----- Data

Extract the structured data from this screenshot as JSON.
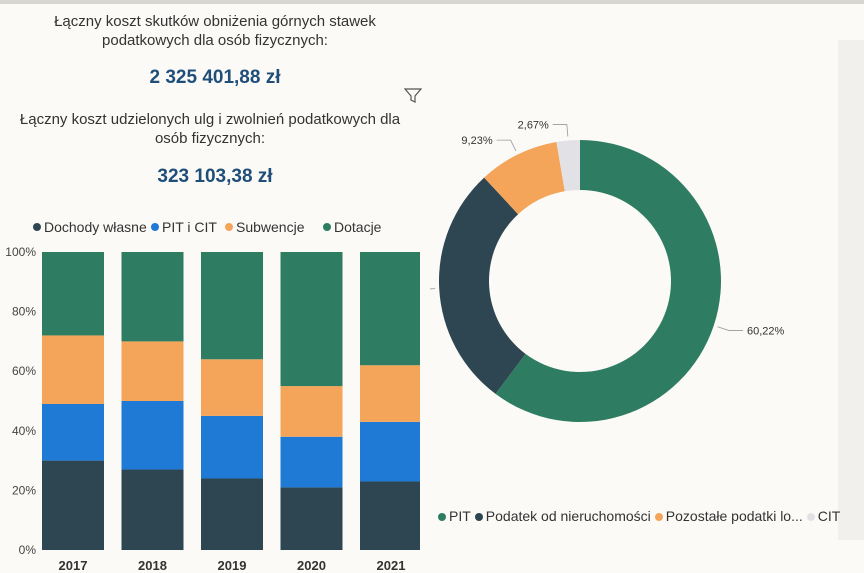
{
  "kpi1": {
    "label": "Łączny koszt skutków obniżenia górnych stawek podatkowych dla osób fizycznych:",
    "value": "2 325 401,88 zł"
  },
  "kpi2": {
    "label": "Łączny koszt udzielonych ulg i zwolnień podatkowych dla osób fizycznych:",
    "value": "323 103,38 zł"
  },
  "colors": {
    "dochody": "#2e4651",
    "pit_cit": "#1f7ad6",
    "subwencje": "#f4a55a",
    "dotacje": "#2e7d62",
    "pit": "#2e7d62",
    "nieruch": "#2e4651",
    "pozostale": "#f4a55a",
    "cit": "#e2e2e6"
  },
  "chart_data": [
    {
      "type": "bar",
      "stacked": true,
      "categories": [
        "2017",
        "2018",
        "2019",
        "2020",
        "2021"
      ],
      "series": [
        {
          "name": "Dochody własne",
          "values": [
            30,
            27,
            24,
            21,
            23
          ]
        },
        {
          "name": "PIT i CIT",
          "values": [
            19,
            23,
            21,
            17,
            20
          ]
        },
        {
          "name": "Subwencje",
          "values": [
            23,
            20,
            19,
            17,
            19
          ]
        },
        {
          "name": "Dotacje",
          "values": [
            28,
            30,
            36,
            45,
            38
          ]
        }
      ],
      "yticks": [
        "0%",
        "20%",
        "40%",
        "60%",
        "80%",
        "100%"
      ],
      "ylim": [
        0,
        100
      ],
      "legend_position": "top"
    },
    {
      "type": "pie",
      "donut": true,
      "slices": [
        {
          "name": "PIT",
          "value": 60.22,
          "label": "60,22%"
        },
        {
          "name": "Podatek od nieruchomości",
          "value": 27.88,
          "label": "27,88%"
        },
        {
          "name": "Pozostałe podatki lo...",
          "value": 9.23,
          "label": "9,23%"
        },
        {
          "name": "CIT",
          "value": 2.67,
          "label": "2,67%"
        }
      ],
      "legend_position": "bottom"
    }
  ]
}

----------

Your objective >>
Make an exact copy of the data above, pictures excluded.

Finished answer >>
Extract the structured data from this screenshot as JSON.
{
  "kpi1": {
    "label": "Łączny koszt skutków obniżenia górnych stawek podatkowych dla osób fizycznych:",
    "value": "2 325 401,88 zł"
  },
  "kpi2": {
    "label": "Łączny koszt udzielonych ulg i zwolnień podatkowych dla osób fizycznych:",
    "value": "323 103,38 zł"
  },
  "colors": {
    "dochody": "#2e4651",
    "pit_cit": "#1f7ad6",
    "subwencje": "#f4a55a",
    "dotacje": "#2e7d62",
    "pit": "#2e7d62",
    "nieruch": "#2e4651",
    "pozostale": "#f4a55a",
    "cit": "#e2e2e6"
  },
  "chart_data": [
    {
      "type": "bar",
      "stacked": true,
      "categories": [
        "2017",
        "2018",
        "2019",
        "2020",
        "2021"
      ],
      "series": [
        {
          "name": "Dochody własne",
          "values": [
            30,
            27,
            24,
            21,
            23
          ]
        },
        {
          "name": "PIT i CIT",
          "values": [
            19,
            23,
            21,
            17,
            20
          ]
        },
        {
          "name": "Subwencje",
          "values": [
            23,
            20,
            19,
            17,
            19
          ]
        },
        {
          "name": "Dotacje",
          "values": [
            28,
            30,
            36,
            45,
            38
          ]
        }
      ],
      "yticks": [
        "0%",
        "20%",
        "40%",
        "60%",
        "80%",
        "100%"
      ],
      "ylim": [
        0,
        100
      ],
      "legend_position": "top"
    },
    {
      "type": "pie",
      "donut": true,
      "slices": [
        {
          "name": "PIT",
          "value": 60.22,
          "label": "60,22%"
        },
        {
          "name": "Podatek od nieruchomości",
          "value": 27.88,
          "label": "27,88%"
        },
        {
          "name": "Pozostałe podatki lo...",
          "value": 9.23,
          "label": "9,23%"
        },
        {
          "name": "CIT",
          "value": 2.67,
          "label": "2,67%"
        }
      ],
      "legend_position": "bottom"
    }
  ]
}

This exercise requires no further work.